(DO THIS) Comb the records below for the string "keyboard" and copy each line where it turns up.

(ROWS)
━━━━━━

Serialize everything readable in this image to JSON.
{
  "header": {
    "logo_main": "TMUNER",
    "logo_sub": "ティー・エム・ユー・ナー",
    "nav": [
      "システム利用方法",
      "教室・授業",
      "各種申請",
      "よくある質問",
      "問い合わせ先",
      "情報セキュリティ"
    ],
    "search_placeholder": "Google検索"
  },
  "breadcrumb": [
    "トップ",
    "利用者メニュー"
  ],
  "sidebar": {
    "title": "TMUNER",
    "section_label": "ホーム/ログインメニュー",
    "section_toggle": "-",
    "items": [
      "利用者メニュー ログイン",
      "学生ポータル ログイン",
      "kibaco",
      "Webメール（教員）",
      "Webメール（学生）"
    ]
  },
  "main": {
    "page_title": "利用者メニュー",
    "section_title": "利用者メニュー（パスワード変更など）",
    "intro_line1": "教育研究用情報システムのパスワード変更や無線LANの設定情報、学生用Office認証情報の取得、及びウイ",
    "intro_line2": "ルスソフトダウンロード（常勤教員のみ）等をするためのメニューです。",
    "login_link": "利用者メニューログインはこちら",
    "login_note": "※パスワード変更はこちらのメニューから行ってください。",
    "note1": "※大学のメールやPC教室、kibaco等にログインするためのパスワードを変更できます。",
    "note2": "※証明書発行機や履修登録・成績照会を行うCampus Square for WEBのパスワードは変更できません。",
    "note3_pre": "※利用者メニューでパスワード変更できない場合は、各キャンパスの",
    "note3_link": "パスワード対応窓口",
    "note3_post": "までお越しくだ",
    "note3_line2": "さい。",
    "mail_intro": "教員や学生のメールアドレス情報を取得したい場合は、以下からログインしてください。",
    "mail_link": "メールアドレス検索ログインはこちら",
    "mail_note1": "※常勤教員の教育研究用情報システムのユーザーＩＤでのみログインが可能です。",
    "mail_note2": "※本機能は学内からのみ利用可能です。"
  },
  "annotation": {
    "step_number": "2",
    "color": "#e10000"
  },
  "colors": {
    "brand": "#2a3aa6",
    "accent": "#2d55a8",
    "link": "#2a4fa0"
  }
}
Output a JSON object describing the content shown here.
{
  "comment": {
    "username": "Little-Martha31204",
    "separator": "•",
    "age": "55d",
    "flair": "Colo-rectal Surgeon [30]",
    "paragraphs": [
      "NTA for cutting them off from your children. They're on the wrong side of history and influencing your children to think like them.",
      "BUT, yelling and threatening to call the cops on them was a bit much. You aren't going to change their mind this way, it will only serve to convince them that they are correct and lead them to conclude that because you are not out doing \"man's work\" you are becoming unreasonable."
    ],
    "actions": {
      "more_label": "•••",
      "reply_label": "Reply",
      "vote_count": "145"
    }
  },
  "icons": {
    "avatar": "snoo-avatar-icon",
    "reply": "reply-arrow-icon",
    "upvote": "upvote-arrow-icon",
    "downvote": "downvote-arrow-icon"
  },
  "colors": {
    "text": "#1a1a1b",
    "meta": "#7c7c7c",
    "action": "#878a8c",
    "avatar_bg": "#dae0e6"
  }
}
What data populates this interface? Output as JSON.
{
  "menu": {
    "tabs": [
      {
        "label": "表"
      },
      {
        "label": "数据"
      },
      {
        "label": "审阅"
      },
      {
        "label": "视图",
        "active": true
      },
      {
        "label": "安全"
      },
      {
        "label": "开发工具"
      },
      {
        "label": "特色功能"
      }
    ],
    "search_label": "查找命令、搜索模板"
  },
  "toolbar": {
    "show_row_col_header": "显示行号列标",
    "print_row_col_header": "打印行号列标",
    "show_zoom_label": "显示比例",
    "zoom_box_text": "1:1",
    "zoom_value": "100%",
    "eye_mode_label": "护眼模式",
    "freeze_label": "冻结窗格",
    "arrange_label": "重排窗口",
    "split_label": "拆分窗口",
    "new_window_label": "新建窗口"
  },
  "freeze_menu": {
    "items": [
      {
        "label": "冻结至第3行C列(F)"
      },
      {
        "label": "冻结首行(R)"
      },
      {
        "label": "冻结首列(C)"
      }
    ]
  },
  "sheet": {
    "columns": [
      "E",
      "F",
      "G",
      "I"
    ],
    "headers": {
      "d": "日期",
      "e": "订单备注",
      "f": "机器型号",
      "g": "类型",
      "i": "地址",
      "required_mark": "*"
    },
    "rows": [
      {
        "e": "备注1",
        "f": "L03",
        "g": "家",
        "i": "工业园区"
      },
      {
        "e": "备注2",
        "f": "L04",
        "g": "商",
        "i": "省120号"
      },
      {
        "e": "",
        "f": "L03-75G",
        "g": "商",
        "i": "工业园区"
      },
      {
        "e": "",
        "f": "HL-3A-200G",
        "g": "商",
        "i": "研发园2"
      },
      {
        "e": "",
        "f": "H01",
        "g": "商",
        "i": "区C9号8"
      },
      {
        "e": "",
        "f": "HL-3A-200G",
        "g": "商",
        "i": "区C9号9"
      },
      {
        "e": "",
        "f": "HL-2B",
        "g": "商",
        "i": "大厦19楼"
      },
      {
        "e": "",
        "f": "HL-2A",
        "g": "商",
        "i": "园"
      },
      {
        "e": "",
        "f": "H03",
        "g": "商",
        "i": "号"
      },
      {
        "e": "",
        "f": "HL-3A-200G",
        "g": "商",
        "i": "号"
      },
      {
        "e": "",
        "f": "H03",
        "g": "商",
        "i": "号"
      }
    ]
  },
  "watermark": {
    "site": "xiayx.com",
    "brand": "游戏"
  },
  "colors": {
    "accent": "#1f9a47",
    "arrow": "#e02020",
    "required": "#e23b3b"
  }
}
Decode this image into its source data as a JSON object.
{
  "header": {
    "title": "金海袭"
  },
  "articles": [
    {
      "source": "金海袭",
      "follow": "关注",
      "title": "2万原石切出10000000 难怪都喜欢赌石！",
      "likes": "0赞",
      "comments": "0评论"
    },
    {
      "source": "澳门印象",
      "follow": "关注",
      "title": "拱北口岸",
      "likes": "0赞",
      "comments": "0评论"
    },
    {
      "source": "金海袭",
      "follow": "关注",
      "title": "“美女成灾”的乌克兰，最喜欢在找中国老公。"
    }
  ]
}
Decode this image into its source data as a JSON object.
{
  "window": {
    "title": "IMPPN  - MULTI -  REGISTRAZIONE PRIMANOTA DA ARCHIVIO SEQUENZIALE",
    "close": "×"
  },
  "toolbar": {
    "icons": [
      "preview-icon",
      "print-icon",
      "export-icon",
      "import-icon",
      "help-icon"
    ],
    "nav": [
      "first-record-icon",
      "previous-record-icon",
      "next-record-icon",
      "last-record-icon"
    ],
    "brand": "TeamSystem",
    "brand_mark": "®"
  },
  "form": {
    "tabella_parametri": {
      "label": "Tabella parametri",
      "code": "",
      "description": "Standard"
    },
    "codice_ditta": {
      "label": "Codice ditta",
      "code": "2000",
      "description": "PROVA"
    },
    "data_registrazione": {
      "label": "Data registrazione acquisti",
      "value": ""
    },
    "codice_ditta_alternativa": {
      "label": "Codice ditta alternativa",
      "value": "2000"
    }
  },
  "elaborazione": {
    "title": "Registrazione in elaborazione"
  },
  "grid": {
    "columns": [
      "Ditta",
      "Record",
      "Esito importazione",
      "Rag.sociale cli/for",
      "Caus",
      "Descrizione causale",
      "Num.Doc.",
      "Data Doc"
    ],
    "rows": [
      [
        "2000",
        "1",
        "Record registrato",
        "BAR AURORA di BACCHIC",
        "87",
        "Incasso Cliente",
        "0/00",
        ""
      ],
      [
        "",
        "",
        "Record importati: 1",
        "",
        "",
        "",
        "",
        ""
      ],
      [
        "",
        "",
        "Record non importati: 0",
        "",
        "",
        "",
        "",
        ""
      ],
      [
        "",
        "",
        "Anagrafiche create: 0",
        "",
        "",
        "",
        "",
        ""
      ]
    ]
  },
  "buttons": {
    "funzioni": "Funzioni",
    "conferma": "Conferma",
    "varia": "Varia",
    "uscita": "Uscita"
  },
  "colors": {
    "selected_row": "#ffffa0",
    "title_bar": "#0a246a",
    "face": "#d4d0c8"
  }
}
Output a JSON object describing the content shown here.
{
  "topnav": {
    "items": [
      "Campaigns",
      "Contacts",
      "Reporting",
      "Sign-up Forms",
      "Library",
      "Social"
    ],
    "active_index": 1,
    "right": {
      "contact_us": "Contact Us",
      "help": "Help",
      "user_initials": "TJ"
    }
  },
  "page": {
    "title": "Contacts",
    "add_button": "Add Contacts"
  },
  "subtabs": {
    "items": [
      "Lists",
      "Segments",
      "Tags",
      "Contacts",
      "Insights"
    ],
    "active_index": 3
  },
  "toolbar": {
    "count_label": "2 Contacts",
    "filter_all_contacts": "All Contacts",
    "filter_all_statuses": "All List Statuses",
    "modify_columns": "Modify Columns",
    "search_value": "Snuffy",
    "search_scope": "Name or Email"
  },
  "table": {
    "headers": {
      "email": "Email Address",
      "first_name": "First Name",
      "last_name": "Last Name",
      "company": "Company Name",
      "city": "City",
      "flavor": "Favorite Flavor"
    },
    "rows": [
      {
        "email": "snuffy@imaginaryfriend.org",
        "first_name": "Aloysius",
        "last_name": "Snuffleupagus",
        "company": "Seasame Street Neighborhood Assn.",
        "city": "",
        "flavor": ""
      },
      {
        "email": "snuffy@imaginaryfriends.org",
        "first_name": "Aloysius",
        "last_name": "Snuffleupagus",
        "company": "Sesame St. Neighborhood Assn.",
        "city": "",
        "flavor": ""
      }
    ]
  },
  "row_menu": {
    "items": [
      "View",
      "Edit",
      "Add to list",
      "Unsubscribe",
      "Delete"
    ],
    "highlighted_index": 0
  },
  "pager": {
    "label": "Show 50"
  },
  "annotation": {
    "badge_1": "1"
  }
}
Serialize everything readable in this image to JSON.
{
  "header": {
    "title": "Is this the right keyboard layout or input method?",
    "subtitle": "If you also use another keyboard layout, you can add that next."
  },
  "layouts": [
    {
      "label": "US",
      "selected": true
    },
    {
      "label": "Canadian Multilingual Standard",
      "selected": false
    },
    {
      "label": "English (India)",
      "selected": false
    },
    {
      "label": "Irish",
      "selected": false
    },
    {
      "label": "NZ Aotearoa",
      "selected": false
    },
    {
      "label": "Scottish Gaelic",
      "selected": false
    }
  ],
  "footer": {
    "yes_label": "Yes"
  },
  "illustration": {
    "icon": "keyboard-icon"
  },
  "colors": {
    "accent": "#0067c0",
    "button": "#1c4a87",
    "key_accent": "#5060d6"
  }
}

━━━━━━

(ANSWER TO THIS PROBLEM)
    "title": "Is this the right keyboard layout or input method?",
    "subtitle": "If you also use another keyboard layout, you can add that next."
    "icon": "keyboard-icon"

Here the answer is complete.